- WRITTEN INSTRUCTION
Copy whichever lines contain the string "object".
○ ○ ○ ○
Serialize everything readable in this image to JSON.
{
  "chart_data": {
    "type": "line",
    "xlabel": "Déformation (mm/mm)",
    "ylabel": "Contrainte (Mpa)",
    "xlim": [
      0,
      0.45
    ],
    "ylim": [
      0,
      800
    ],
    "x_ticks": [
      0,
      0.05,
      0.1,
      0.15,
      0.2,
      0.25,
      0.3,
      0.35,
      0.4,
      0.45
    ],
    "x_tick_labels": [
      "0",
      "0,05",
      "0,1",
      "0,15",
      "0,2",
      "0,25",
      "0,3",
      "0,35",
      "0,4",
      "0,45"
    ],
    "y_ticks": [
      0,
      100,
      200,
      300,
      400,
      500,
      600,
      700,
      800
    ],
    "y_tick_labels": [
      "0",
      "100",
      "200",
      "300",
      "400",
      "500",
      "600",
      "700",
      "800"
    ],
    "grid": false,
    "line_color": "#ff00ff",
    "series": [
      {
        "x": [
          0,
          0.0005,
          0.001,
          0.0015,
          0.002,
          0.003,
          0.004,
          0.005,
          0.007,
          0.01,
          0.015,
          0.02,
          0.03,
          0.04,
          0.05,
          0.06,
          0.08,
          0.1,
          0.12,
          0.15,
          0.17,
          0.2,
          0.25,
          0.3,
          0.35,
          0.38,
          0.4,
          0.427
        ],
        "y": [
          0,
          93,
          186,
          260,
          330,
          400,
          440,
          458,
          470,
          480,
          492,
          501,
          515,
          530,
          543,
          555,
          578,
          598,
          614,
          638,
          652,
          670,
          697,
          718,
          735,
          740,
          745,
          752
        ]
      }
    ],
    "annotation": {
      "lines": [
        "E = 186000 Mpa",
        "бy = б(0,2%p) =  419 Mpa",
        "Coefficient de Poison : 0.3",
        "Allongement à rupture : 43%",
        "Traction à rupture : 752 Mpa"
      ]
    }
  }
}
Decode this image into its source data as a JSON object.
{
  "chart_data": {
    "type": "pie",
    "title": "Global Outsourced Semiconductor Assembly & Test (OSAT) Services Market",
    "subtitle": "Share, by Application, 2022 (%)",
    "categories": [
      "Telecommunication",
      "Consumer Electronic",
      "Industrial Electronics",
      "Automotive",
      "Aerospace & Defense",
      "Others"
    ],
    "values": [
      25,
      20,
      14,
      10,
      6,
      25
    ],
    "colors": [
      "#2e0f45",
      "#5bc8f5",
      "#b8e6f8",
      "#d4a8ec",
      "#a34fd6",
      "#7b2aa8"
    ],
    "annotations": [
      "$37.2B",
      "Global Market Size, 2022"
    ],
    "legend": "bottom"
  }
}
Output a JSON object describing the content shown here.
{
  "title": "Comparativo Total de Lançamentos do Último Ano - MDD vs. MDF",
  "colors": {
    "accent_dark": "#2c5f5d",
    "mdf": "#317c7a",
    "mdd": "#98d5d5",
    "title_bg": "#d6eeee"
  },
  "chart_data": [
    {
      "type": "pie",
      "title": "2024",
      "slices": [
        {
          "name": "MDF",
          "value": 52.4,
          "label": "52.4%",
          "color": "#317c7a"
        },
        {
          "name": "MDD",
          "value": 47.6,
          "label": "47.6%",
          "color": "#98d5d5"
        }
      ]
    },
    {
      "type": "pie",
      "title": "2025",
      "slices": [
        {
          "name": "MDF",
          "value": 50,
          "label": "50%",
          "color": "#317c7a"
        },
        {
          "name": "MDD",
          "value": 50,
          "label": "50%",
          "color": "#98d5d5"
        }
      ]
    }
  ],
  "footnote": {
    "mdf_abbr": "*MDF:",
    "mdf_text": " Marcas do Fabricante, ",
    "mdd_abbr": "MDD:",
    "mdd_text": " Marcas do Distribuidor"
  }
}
○ ○ ○ ○
- CORRECT ANSWER
Decode this image into its source data as a JSON object.
Output a JSON object describing the content shown here.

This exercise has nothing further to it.